■ DIRECTIONS FOR THIS TASK:
Find the lines of data that contain the string "file", then list them.

■ DATA ENTRIES:
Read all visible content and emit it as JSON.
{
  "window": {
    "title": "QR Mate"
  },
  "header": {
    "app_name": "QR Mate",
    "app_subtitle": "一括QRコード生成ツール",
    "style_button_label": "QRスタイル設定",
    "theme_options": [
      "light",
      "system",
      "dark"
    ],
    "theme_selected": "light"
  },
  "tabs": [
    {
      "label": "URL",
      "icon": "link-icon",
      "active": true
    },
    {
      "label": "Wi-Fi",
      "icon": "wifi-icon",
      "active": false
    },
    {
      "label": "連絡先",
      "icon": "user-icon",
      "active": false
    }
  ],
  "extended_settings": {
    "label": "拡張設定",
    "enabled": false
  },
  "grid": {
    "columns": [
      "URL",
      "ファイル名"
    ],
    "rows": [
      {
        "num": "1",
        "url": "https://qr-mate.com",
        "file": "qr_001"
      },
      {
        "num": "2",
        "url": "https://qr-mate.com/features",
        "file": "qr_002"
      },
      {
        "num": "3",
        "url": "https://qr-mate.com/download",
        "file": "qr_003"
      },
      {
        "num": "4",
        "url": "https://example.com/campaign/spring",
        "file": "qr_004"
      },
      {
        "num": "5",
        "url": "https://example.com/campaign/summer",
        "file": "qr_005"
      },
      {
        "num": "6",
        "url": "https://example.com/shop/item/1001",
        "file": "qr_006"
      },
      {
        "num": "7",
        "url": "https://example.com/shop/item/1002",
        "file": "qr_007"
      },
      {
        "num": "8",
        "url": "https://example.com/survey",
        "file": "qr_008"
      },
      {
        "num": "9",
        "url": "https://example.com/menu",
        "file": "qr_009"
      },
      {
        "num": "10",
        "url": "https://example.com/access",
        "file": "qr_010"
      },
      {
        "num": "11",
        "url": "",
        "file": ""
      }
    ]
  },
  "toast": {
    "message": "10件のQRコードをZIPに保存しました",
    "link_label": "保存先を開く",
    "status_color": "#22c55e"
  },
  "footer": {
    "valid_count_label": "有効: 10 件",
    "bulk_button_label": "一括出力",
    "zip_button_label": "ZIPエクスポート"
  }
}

■ SOLVED PROBLEM:
        "file": "qr_001"
        "file": "qr_002"
        "file": "qr_003"
        "file": "qr_004"
        "file": "qr_005"
        "file": "qr_006"
        "file": "qr_007"
        "file": "qr_008"
        "file": "qr_009"
        "file": "qr_010"
        "file": ""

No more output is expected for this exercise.